Lay out the material as a Markdown table with the columns "Row" and "Line," starting with the line that contains "88, 54, 107]" and running through the end of the material. Put each line in its own numbered row and leave out any blank lines.
--- Begin Dataset ---
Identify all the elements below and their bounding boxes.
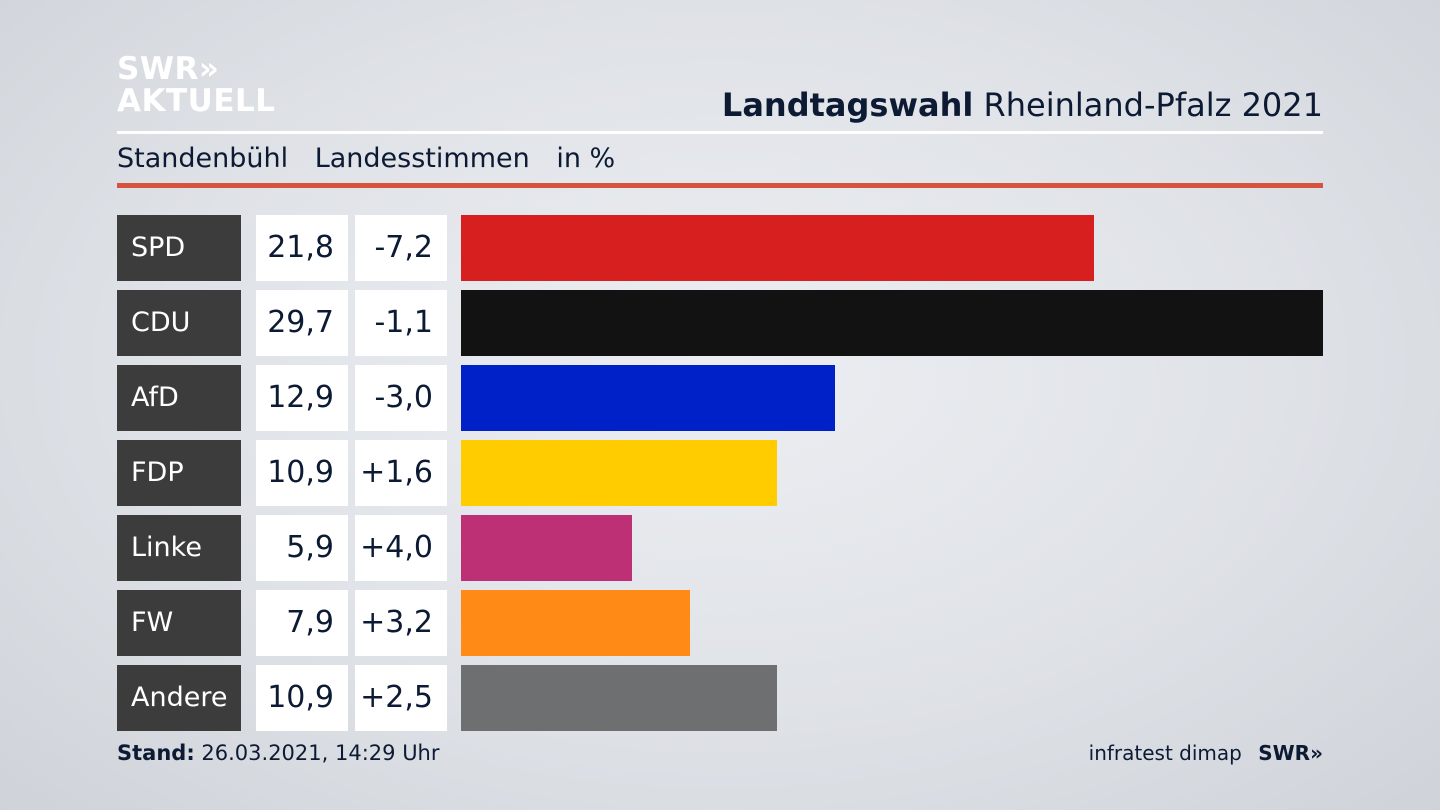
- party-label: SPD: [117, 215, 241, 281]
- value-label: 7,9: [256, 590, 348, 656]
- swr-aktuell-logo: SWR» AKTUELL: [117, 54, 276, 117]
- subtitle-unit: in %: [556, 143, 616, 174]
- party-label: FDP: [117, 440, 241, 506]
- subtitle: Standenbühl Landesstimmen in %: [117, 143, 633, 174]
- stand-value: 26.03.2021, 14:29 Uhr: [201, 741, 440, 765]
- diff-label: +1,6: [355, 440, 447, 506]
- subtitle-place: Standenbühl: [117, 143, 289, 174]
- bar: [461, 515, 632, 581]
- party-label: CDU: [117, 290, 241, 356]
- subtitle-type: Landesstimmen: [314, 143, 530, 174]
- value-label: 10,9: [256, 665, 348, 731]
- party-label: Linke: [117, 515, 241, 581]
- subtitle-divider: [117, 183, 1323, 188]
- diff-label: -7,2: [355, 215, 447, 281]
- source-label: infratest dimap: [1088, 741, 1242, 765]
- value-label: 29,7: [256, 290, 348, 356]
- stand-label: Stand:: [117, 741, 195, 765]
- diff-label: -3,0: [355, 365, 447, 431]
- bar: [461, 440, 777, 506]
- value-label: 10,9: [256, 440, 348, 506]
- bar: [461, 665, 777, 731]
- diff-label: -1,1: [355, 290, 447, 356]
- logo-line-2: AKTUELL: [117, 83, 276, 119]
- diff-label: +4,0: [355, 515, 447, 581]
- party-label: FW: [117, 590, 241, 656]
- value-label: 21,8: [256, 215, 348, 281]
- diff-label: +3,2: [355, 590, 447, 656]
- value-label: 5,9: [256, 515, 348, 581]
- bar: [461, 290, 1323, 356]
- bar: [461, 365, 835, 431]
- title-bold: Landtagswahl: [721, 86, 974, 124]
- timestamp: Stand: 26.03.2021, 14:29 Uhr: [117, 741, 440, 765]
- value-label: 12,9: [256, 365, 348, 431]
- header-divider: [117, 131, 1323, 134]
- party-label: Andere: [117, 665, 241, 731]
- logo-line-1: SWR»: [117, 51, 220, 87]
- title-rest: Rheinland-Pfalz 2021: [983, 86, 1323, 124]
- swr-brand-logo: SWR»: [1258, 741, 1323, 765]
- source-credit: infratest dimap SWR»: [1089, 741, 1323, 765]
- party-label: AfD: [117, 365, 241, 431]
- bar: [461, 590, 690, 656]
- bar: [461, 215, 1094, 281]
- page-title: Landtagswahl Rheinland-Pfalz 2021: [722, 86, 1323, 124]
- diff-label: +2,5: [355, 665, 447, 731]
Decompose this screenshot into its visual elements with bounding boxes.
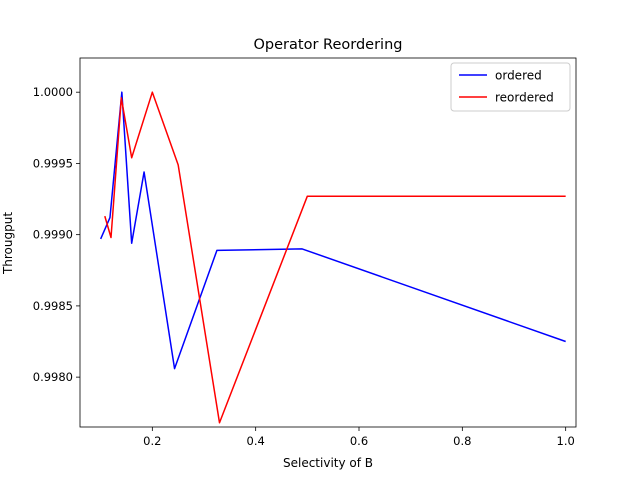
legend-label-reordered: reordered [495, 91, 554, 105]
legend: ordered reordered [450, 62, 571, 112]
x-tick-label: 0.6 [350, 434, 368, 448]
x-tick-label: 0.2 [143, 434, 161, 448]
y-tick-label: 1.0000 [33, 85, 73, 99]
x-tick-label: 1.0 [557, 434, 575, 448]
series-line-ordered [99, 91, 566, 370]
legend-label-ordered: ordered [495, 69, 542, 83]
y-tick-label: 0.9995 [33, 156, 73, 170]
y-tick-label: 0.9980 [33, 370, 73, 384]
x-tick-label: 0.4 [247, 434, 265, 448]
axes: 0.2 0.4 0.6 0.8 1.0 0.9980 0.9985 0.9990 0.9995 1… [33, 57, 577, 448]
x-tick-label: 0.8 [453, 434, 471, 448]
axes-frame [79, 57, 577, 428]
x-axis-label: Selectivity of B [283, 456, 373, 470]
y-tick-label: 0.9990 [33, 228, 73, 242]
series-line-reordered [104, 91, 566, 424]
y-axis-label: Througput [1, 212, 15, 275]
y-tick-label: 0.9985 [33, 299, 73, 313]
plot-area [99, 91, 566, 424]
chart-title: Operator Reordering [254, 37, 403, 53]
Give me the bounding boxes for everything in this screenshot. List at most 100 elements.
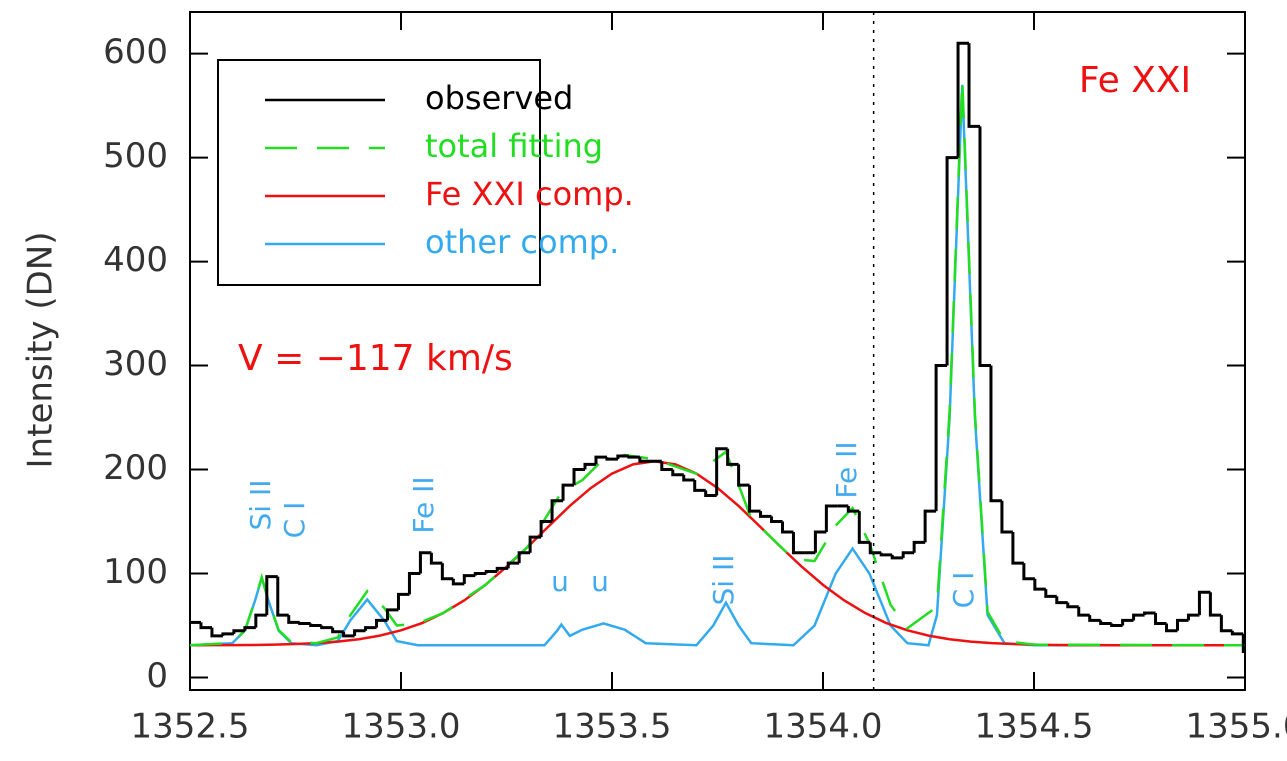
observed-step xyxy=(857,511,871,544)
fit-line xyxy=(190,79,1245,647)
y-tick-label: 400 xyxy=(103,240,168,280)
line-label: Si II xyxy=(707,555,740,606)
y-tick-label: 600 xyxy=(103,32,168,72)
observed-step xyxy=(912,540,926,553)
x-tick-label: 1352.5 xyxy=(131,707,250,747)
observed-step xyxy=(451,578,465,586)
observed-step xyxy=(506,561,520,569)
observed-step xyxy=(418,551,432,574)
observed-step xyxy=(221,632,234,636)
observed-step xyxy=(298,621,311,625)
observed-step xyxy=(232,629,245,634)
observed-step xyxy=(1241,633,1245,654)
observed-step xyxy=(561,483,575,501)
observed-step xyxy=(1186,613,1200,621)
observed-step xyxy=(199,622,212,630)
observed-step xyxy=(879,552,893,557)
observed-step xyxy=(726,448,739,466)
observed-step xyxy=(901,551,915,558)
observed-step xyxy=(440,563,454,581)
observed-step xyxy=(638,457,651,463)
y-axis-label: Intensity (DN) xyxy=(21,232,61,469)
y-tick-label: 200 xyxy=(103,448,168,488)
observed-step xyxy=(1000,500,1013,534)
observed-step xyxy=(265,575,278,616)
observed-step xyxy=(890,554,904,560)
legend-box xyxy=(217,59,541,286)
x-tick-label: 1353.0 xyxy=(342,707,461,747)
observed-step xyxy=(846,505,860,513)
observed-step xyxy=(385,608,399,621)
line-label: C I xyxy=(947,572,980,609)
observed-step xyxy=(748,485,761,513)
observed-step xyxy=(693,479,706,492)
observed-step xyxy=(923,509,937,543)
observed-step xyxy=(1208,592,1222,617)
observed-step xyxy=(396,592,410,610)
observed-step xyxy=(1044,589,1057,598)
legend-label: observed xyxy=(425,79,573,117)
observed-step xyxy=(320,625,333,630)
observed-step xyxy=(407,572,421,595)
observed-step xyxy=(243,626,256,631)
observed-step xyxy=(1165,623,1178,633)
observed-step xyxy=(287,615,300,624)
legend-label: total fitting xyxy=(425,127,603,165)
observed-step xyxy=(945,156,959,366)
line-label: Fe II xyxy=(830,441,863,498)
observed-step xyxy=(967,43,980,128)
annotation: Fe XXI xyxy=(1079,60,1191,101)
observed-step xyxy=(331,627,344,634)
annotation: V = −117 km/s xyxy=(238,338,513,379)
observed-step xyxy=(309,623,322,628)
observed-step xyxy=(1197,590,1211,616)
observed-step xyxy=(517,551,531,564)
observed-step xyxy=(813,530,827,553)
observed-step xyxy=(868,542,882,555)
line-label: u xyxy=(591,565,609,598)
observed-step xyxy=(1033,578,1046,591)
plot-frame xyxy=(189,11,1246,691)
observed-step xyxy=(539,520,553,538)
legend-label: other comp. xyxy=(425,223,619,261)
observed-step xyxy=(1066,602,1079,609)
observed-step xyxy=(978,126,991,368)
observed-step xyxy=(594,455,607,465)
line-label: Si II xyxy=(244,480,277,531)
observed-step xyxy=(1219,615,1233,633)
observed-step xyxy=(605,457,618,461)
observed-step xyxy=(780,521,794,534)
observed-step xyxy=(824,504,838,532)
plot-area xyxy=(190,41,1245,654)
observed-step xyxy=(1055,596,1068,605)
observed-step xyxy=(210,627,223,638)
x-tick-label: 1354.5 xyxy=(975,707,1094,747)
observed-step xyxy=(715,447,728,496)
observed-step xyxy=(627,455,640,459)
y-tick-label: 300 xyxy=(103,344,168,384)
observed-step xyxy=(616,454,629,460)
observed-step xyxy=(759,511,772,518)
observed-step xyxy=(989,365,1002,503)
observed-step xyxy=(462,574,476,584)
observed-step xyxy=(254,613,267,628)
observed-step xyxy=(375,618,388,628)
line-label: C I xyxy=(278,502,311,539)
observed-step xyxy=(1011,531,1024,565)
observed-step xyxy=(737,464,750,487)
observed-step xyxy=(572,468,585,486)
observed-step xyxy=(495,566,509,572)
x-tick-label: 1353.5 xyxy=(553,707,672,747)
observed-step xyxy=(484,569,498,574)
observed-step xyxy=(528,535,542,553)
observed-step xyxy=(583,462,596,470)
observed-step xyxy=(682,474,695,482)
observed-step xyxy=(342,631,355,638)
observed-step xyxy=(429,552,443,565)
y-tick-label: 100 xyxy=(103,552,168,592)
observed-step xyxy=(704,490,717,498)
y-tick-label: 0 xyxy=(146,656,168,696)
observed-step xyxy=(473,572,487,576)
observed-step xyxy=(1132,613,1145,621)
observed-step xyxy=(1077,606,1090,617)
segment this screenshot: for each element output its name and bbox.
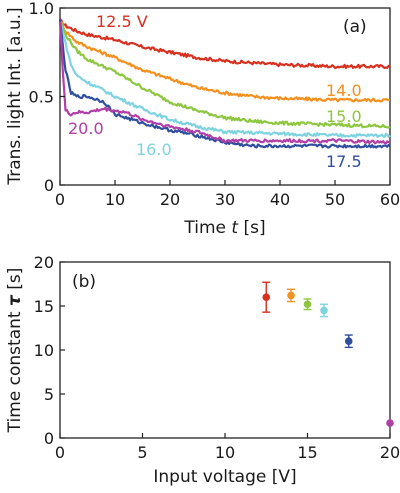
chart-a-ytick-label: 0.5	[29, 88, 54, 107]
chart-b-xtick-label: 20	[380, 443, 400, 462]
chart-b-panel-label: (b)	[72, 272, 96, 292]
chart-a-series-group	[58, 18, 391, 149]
--- End Dataset ---
Response to the task:
| Row | Line |
|---|---|
| 1 | chart-a-ytick-label: 0.5	[29, 88, 54, 107] |
| 2 | chart-b-xtick-label: 20	[380, 443, 400, 462] |
| 3 | chart-b-panel-label: (b)	[72, 272, 96, 292] |
| 4 | chart-a-series-group	[58, 18, 391, 149] |